• [Task prompt] Carry none of the pictures over; write out the complete data exactly.

Stored data entries

◇ ◇ ◇ ◇ ◇

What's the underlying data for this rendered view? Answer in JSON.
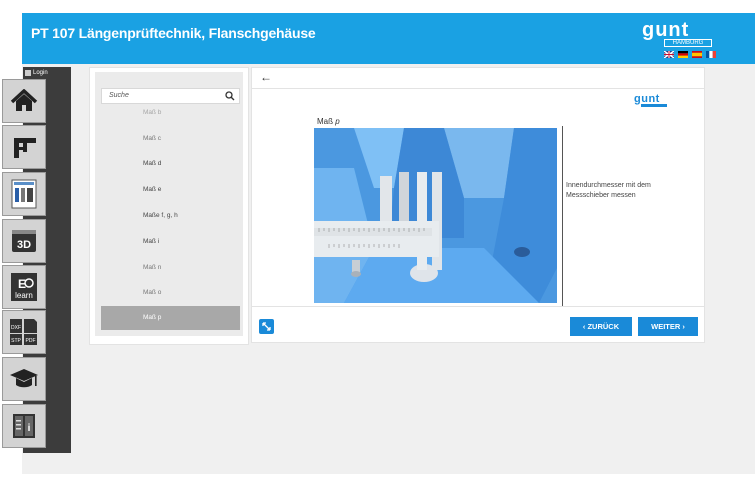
{
  "header": {
    "title": "PT 107 Längenprüftechnik, Flanschgehäuse",
    "logo_text": "gunt",
    "logo_sub": "HAMBURG",
    "languages": [
      "en",
      "de",
      "es",
      "fr"
    ]
  },
  "sidebar": {
    "login_label": "Login",
    "items": [
      {
        "name": "home",
        "icon": "home-icon"
      },
      {
        "name": "caliper",
        "icon": "caliper-icon"
      },
      {
        "name": "document",
        "icon": "document-icon"
      },
      {
        "name": "3d",
        "icon": "3d-icon",
        "label": "3D"
      },
      {
        "name": "elearn",
        "icon": "elearn-icon",
        "label": "E learn"
      },
      {
        "name": "files",
        "icon": "files-icon",
        "labels": [
          "DXF",
          "STP",
          "PDF"
        ]
      },
      {
        "name": "education",
        "icon": "graduation-cap-icon"
      },
      {
        "name": "info",
        "icon": "book-info-icon"
      }
    ]
  },
  "list": {
    "search_placeholder": "Suche",
    "items": [
      "Maß b",
      "Maß c",
      "Maß d",
      "Maß e",
      "Maße f, g, h",
      "Maß i",
      "Maß n",
      "Maß o",
      "Maß p"
    ],
    "selected": "Maß p"
  },
  "main": {
    "title_prefix": "Maß",
    "title_var": "p",
    "description": "Innendurchmesser mit dem Messschieber messen",
    "brand": "gunt",
    "prev_label": "‹ ZURÜCK",
    "next_label": "WEITER ›"
  }
}
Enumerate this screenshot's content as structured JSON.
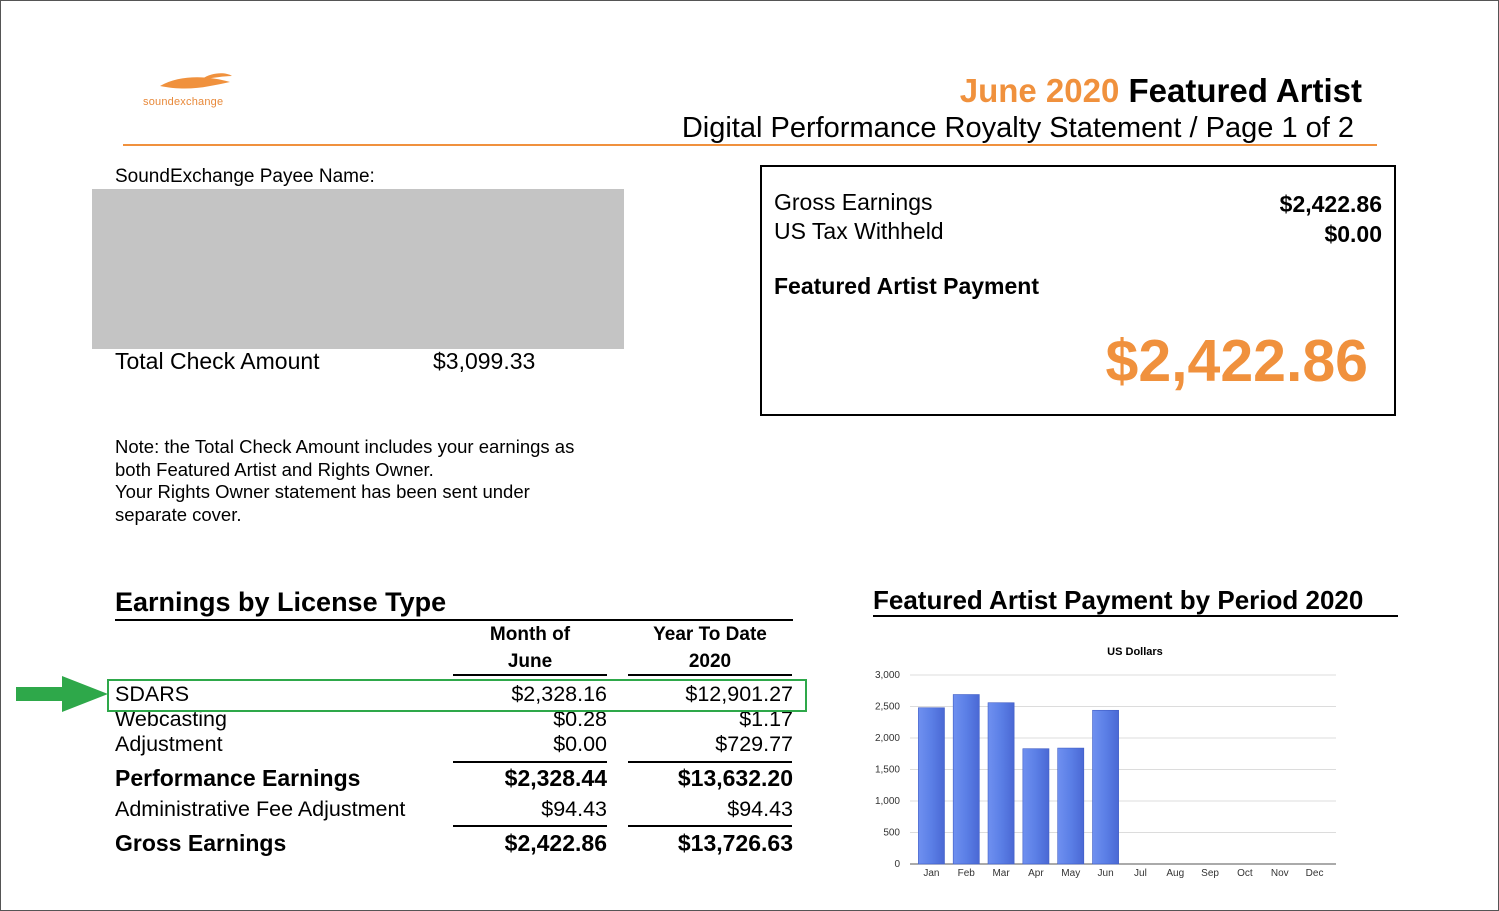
{
  "header": {
    "logo_text": "soundexchange",
    "title_accent": "June 2020",
    "title_main": "Featured Artist",
    "subtitle": "Digital Performance Royalty Statement / Page 1 of 2"
  },
  "payee": {
    "label": "SoundExchange Payee Name:",
    "total_check_label": "Total Check Amount",
    "total_check_value": "$3,099.33",
    "note_lines": [
      "Note: the Total Check Amount includes your earnings as",
      "both Featured Artist and Rights Owner.",
      "Your Rights Owner statement has been sent under",
      "separate cover."
    ]
  },
  "summary": {
    "gross_label": "Gross Earnings",
    "gross_value": "$2,422.86",
    "tax_label": "US Tax Withheld",
    "tax_value": "$0.00",
    "payment_label": "Featured Artist Payment",
    "payment_value": "$2,422.86"
  },
  "earnings": {
    "title": "Earnings by License Type",
    "col1": [
      "Month of",
      "June"
    ],
    "col2": [
      "Year To Date",
      "2020"
    ],
    "rows": [
      {
        "label": "SDARS",
        "month": "$2,328.16",
        "ytd": "$12,901.27"
      },
      {
        "label": "Webcasting",
        "month": "$0.28",
        "ytd": "$1.17"
      },
      {
        "label": "Adjustment",
        "month": "$0.00",
        "ytd": "$729.77"
      },
      {
        "label": "Performance Earnings",
        "month": "$2,328.44",
        "ytd": "$13,632.20"
      },
      {
        "label": "Administrative Fee Adjustment",
        "month": "$94.43",
        "ytd": "$94.43"
      },
      {
        "label": "Gross Earnings",
        "month": "$2,422.86",
        "ytd": "$13,726.63"
      }
    ]
  },
  "colors": {
    "accent": "#f0913d",
    "highlight": "#2ea84a",
    "bar": "#5b7fe6"
  },
  "chart_data": {
    "type": "bar",
    "title": "Featured Artist Payment by Period 2020",
    "subtitle": "US Dollars",
    "categories": [
      "Jan",
      "Feb",
      "Mar",
      "Apr",
      "May",
      "Jun",
      "Jul",
      "Aug",
      "Sep",
      "Oct",
      "Nov",
      "Dec"
    ],
    "values": [
      2480,
      2690,
      2560,
      1830,
      1840,
      2440,
      null,
      null,
      null,
      null,
      null,
      null
    ],
    "ylim": [
      0,
      3000
    ],
    "yticks": [
      0,
      500,
      1000,
      1500,
      2000,
      2500,
      3000
    ],
    "ytick_labels": [
      "0",
      "500",
      "1,000",
      "1,500",
      "2,000",
      "2,500",
      "3,000"
    ],
    "grid": true
  }
}
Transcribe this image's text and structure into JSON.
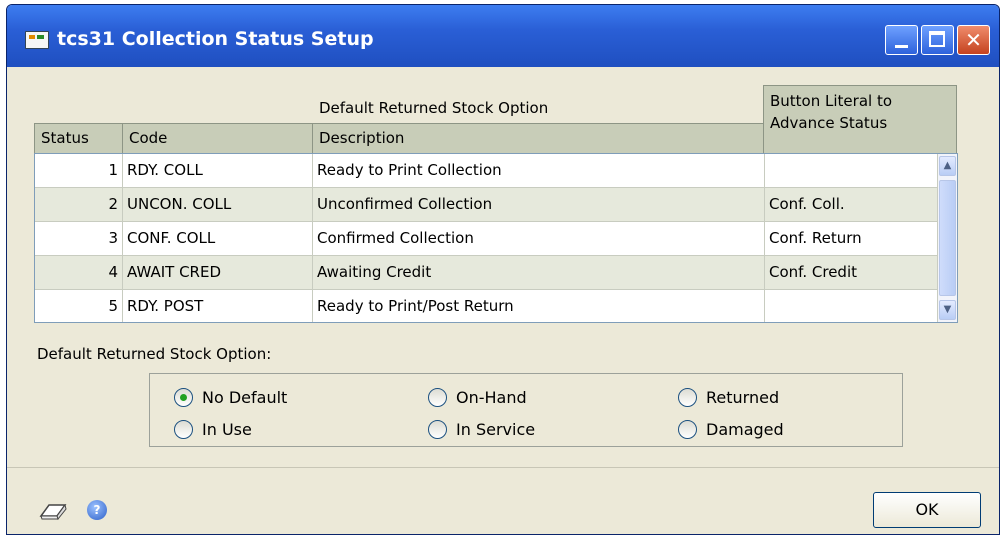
{
  "window": {
    "title": "tcs31 Collection Status Setup",
    "icon": "app-icon",
    "controls": {
      "minimize": "minimize-icon",
      "maximize": "maximize-icon",
      "close_glyph": "✕"
    }
  },
  "grid": {
    "group_header": "Default Returned Stock Option",
    "columns": [
      "Status",
      "Code",
      "Description",
      "Button Literal to Advance Status"
    ],
    "rows": [
      {
        "status": "1",
        "code": "RDY. COLL",
        "description": "Ready to Print Collection",
        "button_literal": ""
      },
      {
        "status": "2",
        "code": "UNCON. COLL",
        "description": "Unconfirmed Collection",
        "button_literal": "Conf. Coll."
      },
      {
        "status": "3",
        "code": "CONF. COLL",
        "description": "Confirmed Collection",
        "button_literal": "Conf. Return"
      },
      {
        "status": "4",
        "code": "AWAIT CRED",
        "description": "Awaiting Credit",
        "button_literal": "Conf. Credit"
      },
      {
        "status": "5",
        "code": "RDY. POST",
        "description": "Ready to Print/Post Return",
        "button_literal": ""
      }
    ],
    "scroll_up": "▲",
    "scroll_down": "▼"
  },
  "default_option": {
    "label": "Default Returned Stock Option:",
    "options": [
      {
        "label": "No Default",
        "selected": true
      },
      {
        "label": "On-Hand",
        "selected": false
      },
      {
        "label": "Returned",
        "selected": false
      },
      {
        "label": "In Use",
        "selected": false
      },
      {
        "label": "In Service",
        "selected": false
      },
      {
        "label": "Damaged",
        "selected": false
      }
    ]
  },
  "footer": {
    "ok_label": "OK",
    "note_icon": "note-icon",
    "help_icon": "help-icon",
    "help_glyph": "?"
  },
  "colors": {
    "titlebar": "#2a5fd6",
    "window_bg": "#ece9d8",
    "row_alt": "#e6e9dc",
    "header_bg": "#c8cdb8",
    "radio_selected": "#21a121"
  }
}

◇ ◇ ◇ ◇ ◇

• [Correct answer]
What's the underlying data for this rendered view? Answer in JSON.
{
  "header": {
    "title": "PT 107 Längenprüftechnik, Flanschgehäuse",
    "logo_text": "gunt",
    "logo_sub": "HAMBURG",
    "languages": [
      "en",
      "de",
      "es",
      "fr"
    ]
  },
  "sidebar": {
    "login_label": "Login",
    "items": [
      {
        "name": "home",
        "icon": "home-icon"
      },
      {
        "name": "caliper",
        "icon": "caliper-icon"
      },
      {
        "name": "document",
        "icon": "document-icon"
      },
      {
        "name": "3d",
        "icon": "3d-icon",
        "label": "3D"
      },
      {
        "name": "elearn",
        "icon": "elearn-icon",
        "label": "E learn"
      },
      {
        "name": "files",
        "icon": "files-icon",
        "labels": [
          "DXF",
          "STP",
          "PDF"
        ]
      },
      {
        "name": "education",
        "icon": "graduation-cap-icon"
      },
      {
        "name": "info",
        "icon": "book-info-icon"
      }
    ]
  },
  "list": {
    "search_placeholder": "Suche",
    "items": [
      "Maß b",
      "Maß c",
      "Maß d",
      "Maß e",
      "Maße f, g, h",
      "Maß i",
      "Maß n",
      "Maß o",
      "Maß p"
    ],
    "selected": "Maß p"
  },
  "main": {
    "title_prefix": "Maß",
    "title_var": "p",
    "description": "Innendurchmesser mit dem Messschieber messen",
    "brand": "gunt",
    "prev_label": "‹ ZURÜCK",
    "next_label": "WEITER ›"
  }
}
Enumerate this screenshot's content as structured JSON.
{
  "header": {
    "logo_text": "soundexchange",
    "title_accent": "June 2020",
    "title_main": "Featured Artist",
    "subtitle": "Digital Performance Royalty Statement / Page 1 of 2"
  },
  "payee": {
    "label": "SoundExchange Payee Name:",
    "total_check_label": "Total Check Amount",
    "total_check_value": "$3,099.33",
    "note_lines": [
      "Note: the Total Check Amount includes your earnings as",
      "both Featured Artist and Rights Owner.",
      "Your Rights Owner statement has been sent under",
      "separate cover."
    ]
  },
  "summary": {
    "gross_label": "Gross Earnings",
    "gross_value": "$2,422.86",
    "tax_label": "US Tax Withheld",
    "tax_value": "$0.00",
    "payment_label": "Featured Artist Payment",
    "payment_value": "$2,422.86"
  },
  "earnings": {
    "title": "Earnings by License Type",
    "col1": [
      "Month of",
      "June"
    ],
    "col2": [
      "Year To Date",
      "2020"
    ],
    "rows": [
      {
        "label": "SDARS",
        "month": "$2,328.16",
        "ytd": "$12,901.27"
      },
      {
        "label": "Webcasting",
        "month": "$0.28",
        "ytd": "$1.17"
      },
      {
        "label": "Adjustment",
        "month": "$0.00",
        "ytd": "$729.77"
      },
      {
        "label": "Performance Earnings",
        "month": "$2,328.44",
        "ytd": "$13,632.20"
      },
      {
        "label": "Administrative Fee Adjustment",
        "month": "$94.43",
        "ytd": "$94.43"
      },
      {
        "label": "Gross Earnings",
        "month": "$2,422.86",
        "ytd": "$13,726.63"
      }
    ]
  },
  "colors": {
    "accent": "#f0913d",
    "highlight": "#2ea84a",
    "bar": "#5b7fe6"
  },
  "chart_data": {
    "type": "bar",
    "title": "Featured Artist Payment by Period 2020",
    "subtitle": "US Dollars",
    "categories": [
      "Jan",
      "Feb",
      "Mar",
      "Apr",
      "May",
      "Jun",
      "Jul",
      "Aug",
      "Sep",
      "Oct",
      "Nov",
      "Dec"
    ],
    "values": [
      2480,
      2690,
      2560,
      1830,
      1840,
      2440,
      null,
      null,
      null,
      null,
      null,
      null
    ],
    "ylim": [
      0,
      3000
    ],
    "yticks": [
      0,
      500,
      1000,
      1500,
      2000,
      2500,
      3000
    ],
    "ytick_labels": [
      "0",
      "500",
      "1,000",
      "1,500",
      "2,000",
      "2,500",
      "3,000"
    ],
    "grid": true
  }
}
Transcribe this image's text and structure into JSON.
{
  "window": {
    "title": "tcs31 Collection Status Setup",
    "icon": "app-icon",
    "controls": {
      "minimize": "minimize-icon",
      "maximize": "maximize-icon",
      "close_glyph": "✕"
    }
  },
  "grid": {
    "group_header": "Default Returned Stock Option",
    "columns": [
      "Status",
      "Code",
      "Description",
      "Button Literal to Advance Status"
    ],
    "rows": [
      {
        "status": "1",
        "code": "RDY. COLL",
        "description": "Ready to Print Collection",
        "button_literal": ""
      },
      {
        "status": "2",
        "code": "UNCON. COLL",
        "description": "Unconfirmed Collection",
        "button_literal": "Conf. Coll."
      },
      {
        "status": "3",
        "code": "CONF. COLL",
        "description": "Confirmed Collection",
        "button_literal": "Conf. Return"
      },
      {
        "status": "4",
        "code": "AWAIT CRED",
        "description": "Awaiting Credit",
        "button_literal": "Conf. Credit"
      },
      {
        "status": "5",
        "code": "RDY. POST",
        "description": "Ready to Print/Post Return",
        "button_literal": ""
      }
    ],
    "scroll_up": "▲",
    "scroll_down": "▼"
  },
  "default_option": {
    "label": "Default Returned Stock Option:",
    "options": [
      {
        "label": "No Default",
        "selected": true
      },
      {
        "label": "On-Hand",
        "selected": false
      },
      {
        "label": "Returned",
        "selected": false
      },
      {
        "label": "In Use",
        "selected": false
      },
      {
        "label": "In Service",
        "selected": false
      },
      {
        "label": "Damaged",
        "selected": false
      }
    ]
  },
  "footer": {
    "ok_label": "OK",
    "note_icon": "note-icon",
    "help_icon": "help-icon",
    "help_glyph": "?"
  },
  "colors": {
    "titlebar": "#2a5fd6",
    "window_bg": "#ece9d8",
    "row_alt": "#e6e9dc",
    "header_bg": "#c8cdb8",
    "radio_selected": "#21a121"
  }
}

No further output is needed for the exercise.